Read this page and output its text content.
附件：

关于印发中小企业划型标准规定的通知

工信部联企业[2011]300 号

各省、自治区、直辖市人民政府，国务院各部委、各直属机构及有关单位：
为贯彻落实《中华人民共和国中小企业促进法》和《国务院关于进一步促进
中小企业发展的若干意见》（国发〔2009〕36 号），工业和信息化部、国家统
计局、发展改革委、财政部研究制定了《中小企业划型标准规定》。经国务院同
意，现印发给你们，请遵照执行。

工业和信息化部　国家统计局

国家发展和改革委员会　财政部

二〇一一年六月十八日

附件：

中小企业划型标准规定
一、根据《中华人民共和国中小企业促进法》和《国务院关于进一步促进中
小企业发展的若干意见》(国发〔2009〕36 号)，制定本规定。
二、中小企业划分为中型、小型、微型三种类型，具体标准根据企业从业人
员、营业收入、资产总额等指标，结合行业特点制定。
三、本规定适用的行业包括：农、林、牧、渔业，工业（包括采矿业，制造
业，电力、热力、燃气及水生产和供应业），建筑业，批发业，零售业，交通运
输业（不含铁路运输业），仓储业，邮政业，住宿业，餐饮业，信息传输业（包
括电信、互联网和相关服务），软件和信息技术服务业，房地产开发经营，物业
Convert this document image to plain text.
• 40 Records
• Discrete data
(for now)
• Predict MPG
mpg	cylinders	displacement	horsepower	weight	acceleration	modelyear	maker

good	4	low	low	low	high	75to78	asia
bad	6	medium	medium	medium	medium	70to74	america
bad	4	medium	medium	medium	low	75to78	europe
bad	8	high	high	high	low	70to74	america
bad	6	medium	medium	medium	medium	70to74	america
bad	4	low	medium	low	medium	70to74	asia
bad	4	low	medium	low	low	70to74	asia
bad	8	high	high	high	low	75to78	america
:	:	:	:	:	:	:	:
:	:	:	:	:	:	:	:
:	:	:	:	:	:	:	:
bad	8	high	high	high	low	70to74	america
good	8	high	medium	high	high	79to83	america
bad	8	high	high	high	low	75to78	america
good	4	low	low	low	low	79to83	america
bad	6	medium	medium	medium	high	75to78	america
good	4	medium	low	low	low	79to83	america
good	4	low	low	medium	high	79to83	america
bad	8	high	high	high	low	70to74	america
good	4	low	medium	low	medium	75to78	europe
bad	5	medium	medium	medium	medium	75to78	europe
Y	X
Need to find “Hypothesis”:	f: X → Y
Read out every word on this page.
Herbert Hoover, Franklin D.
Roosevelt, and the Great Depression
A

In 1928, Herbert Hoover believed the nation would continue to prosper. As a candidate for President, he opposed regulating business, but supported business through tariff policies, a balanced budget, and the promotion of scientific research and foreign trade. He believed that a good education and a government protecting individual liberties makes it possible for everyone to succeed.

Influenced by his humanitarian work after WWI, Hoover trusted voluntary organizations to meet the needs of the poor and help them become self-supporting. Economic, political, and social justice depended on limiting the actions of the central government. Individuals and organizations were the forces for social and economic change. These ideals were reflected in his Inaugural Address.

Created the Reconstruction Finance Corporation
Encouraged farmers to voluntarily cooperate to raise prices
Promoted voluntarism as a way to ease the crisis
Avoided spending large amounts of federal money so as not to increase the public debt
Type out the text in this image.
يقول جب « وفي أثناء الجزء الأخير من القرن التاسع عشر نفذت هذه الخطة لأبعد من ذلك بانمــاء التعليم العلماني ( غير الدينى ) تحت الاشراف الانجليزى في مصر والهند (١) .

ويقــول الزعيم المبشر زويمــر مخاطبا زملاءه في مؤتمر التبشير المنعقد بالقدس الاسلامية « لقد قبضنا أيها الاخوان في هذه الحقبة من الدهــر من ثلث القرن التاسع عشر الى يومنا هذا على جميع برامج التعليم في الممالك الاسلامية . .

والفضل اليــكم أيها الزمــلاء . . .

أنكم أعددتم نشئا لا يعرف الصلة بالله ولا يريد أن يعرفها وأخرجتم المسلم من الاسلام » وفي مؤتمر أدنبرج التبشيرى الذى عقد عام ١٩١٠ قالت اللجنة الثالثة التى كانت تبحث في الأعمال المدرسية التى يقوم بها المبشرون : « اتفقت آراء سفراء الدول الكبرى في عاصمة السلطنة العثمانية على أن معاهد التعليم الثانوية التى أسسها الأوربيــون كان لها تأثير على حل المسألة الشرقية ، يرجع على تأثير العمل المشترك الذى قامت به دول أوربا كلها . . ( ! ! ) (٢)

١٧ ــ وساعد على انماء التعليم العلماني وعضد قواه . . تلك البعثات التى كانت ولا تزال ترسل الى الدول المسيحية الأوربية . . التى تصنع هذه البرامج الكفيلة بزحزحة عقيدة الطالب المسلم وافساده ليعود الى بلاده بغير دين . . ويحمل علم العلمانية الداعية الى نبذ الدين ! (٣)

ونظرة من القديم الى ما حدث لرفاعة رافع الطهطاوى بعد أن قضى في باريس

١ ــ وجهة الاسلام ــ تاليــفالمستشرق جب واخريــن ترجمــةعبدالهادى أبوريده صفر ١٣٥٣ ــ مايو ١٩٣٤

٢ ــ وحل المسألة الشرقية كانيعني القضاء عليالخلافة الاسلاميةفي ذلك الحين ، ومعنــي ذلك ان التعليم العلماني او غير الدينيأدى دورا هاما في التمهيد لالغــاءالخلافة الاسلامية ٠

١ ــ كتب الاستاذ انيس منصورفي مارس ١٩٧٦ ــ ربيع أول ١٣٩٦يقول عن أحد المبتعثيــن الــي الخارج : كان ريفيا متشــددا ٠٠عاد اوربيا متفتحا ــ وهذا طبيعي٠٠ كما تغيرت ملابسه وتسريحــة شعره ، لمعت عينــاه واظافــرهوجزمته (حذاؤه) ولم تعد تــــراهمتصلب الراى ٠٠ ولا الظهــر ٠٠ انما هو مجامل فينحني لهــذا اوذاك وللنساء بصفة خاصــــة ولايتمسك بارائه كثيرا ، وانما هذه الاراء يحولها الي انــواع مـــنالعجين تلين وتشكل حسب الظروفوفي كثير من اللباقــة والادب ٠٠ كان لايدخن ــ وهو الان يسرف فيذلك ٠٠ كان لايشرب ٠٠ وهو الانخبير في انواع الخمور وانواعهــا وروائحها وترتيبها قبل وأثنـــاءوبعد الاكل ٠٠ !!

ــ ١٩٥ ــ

- **Problem**
Copy the entries above exactly, leaving none out.

- **Full response**
Read this page and output its text content.
附件：

关于印发中小企业划型标准规定的通知

工信部联企业[2011]300 号

各省、自治区、直辖市人民政府，国务院各部委、各直属机构及有关单位：
为贯彻落实《中华人民共和国中小企业促进法》和《国务院关于进一步促进
中小企业发展的若干意见》（国发〔2009〕36 号），工业和信息化部、国家统
计局、发展改革委、财政部研究制定了《中小企业划型标准规定》。经国务院同
意，现印发给你们，请遵照执行。

工业和信息化部　国家统计局

国家发展和改革委员会　财政部

二〇一一年六月十八日

附件：

中小企业划型标准规定
一、根据《中华人民共和国中小企业促进法》和《国务院关于进一步促进中
小企业发展的若干意见》(国发〔2009〕36 号)，制定本规定。
二、中小企业划分为中型、小型、微型三种类型，具体标准根据企业从业人
员、营业收入、资产总额等指标，结合行业特点制定。
三、本规定适用的行业包括：农、林、牧、渔业，工业（包括采矿业，制造
业，电力、热力、燃气及水生产和供应业），建筑业，批发业，零售业，交通运
输业（不含铁路运输业），仓储业，邮政业，住宿业，餐饮业，信息传输业（包
括电信、互联网和相关服务），软件和信息技术服务业，房地产开发经营，物业
Convert this document image to plain text.
• 40 Records
• Discrete data
(for now)
• Predict MPG
mpg	cylinders	displacement	horsepower	weight	acceleration	modelyear	maker

good	4	low	low	low	high	75to78	asia
bad	6	medium	medium	medium	medium	70to74	america
bad	4	medium	medium	medium	low	75to78	europe
bad	8	high	high	high	low	70to74	america
bad	6	medium	medium	medium	medium	70to74	america
bad	4	low	medium	low	medium	70to74	asia
bad	4	low	medium	low	low	70to74	asia
bad	8	high	high	high	low	75to78	america
:	:	:	:	:	:	:	:
:	:	:	:	:	:	:	:
:	:	:	:	:	:	:	:
bad	8	high	high	high	low	70to74	america
good	8	high	medium	high	high	79to83	america
bad	8	high	high	high	low	75to78	america
good	4	low	low	low	low	79to83	america
bad	6	medium	medium	medium	high	75to78	america
good	4	medium	low	low	low	79to83	america
good	4	low	low	medium	high	79to83	america
bad	8	high	high	high	low	70to74	america
good	4	low	medium	low	medium	75to78	europe
bad	5	medium	medium	medium	medium	75to78	europe
Y	X
Need to find “Hypothesis”:	f: X → Y
Read out every word on this page.
Herbert Hoover, Franklin D.
Roosevelt, and the Great Depression
A

In 1928, Herbert Hoover believed the nation would continue to prosper. As a candidate for President, he opposed regulating business, but supported business through tariff policies, a balanced budget, and the promotion of scientific research and foreign trade. He believed that a good education and a government protecting individual liberties makes it possible for everyone to succeed.

Influenced by his humanitarian work after WWI, Hoover trusted voluntary organizations to meet the needs of the poor and help them become self-supporting. Economic, political, and social justice depended on limiting the actions of the central government. Individuals and organizations were the forces for social and economic change. These ideals were reflected in his Inaugural Address.

Created the Reconstruction Finance Corporation
Encouraged farmers to voluntarily cooperate to raise prices
Promoted voluntarism as a way to ease the crisis
Avoided spending large amounts of federal money so as not to increase the public debt
Type out the text in this image.
يقول جب « وفي أثناء الجزء الأخير من القرن التاسع عشر نفذت هذه الخطة لأبعد من ذلك بانمــاء التعليم العلماني ( غير الدينى ) تحت الاشراف الانجليزى في مصر والهند (١) .

ويقــول الزعيم المبشر زويمــر مخاطبا زملاءه في مؤتمر التبشير المنعقد بالقدس الاسلامية « لقد قبضنا أيها الاخوان في هذه الحقبة من الدهــر من ثلث القرن التاسع عشر الى يومنا هذا على جميع برامج التعليم في الممالك الاسلامية . .

والفضل اليــكم أيها الزمــلاء . . .

أنكم أعددتم نشئا لا يعرف الصلة بالله ولا يريد أن يعرفها وأخرجتم المسلم من الاسلام » وفي مؤتمر أدنبرج التبشيرى الذى عقد عام ١٩١٠ قالت اللجنة الثالثة التى كانت تبحث في الأعمال المدرسية التى يقوم بها المبشرون : « اتفقت آراء سفراء الدول الكبرى في عاصمة السلطنة العثمانية على أن معاهد التعليم الثانوية التى أسسها الأوربيــون كان لها تأثير على حل المسألة الشرقية ، يرجع على تأثير العمل المشترك الذى قامت به دول أوربا كلها . . ( ! ! ) (٢)

١٧ ــ وساعد على انماء التعليم العلماني وعضد قواه . . تلك البعثات التى كانت ولا تزال ترسل الى الدول المسيحية الأوربية . . التى تصنع هذه البرامج الكفيلة بزحزحة عقيدة الطالب المسلم وافساده ليعود الى بلاده بغير دين . . ويحمل علم العلمانية الداعية الى نبذ الدين ! (٣)

ونظرة من القديم الى ما حدث لرفاعة رافع الطهطاوى بعد أن قضى في باريس

١ ــ وجهة الاسلام ــ تاليــفالمستشرق جب واخريــن ترجمــةعبدالهادى أبوريده صفر ١٣٥٣ ــ مايو ١٩٣٤

٢ ــ وحل المسألة الشرقية كانيعني القضاء عليالخلافة الاسلاميةفي ذلك الحين ، ومعنــي ذلك ان التعليم العلماني او غير الدينيأدى دورا هاما في التمهيد لالغــاءالخلافة الاسلامية ٠

١ ــ كتب الاستاذ انيس منصورفي مارس ١٩٧٦ ــ ربيع أول ١٣٩٦يقول عن أحد المبتعثيــن الــي الخارج : كان ريفيا متشــددا ٠٠عاد اوربيا متفتحا ــ وهذا طبيعي٠٠ كما تغيرت ملابسه وتسريحــة شعره ، لمعت عينــاه واظافــرهوجزمته (حذاؤه) ولم تعد تــــراهمتصلب الراى ٠٠ ولا الظهــر ٠٠ انما هو مجامل فينحني لهــذا اوذاك وللنساء بصفة خاصــــة ولايتمسك بارائه كثيرا ، وانما هذه الاراء يحولها الي انــواع مـــنالعجين تلين وتشكل حسب الظروفوفي كثير من اللباقــة والادب ٠٠ كان لايدخن ــ وهو الان يسرف فيذلك ٠٠ كان لايشرب ٠٠ وهو الانخبير في انواع الخمور وانواعهــا وروائحها وترتيبها قبل وأثنـــاءوبعد الاكل ٠٠ !!

ــ ١٩٥ ــ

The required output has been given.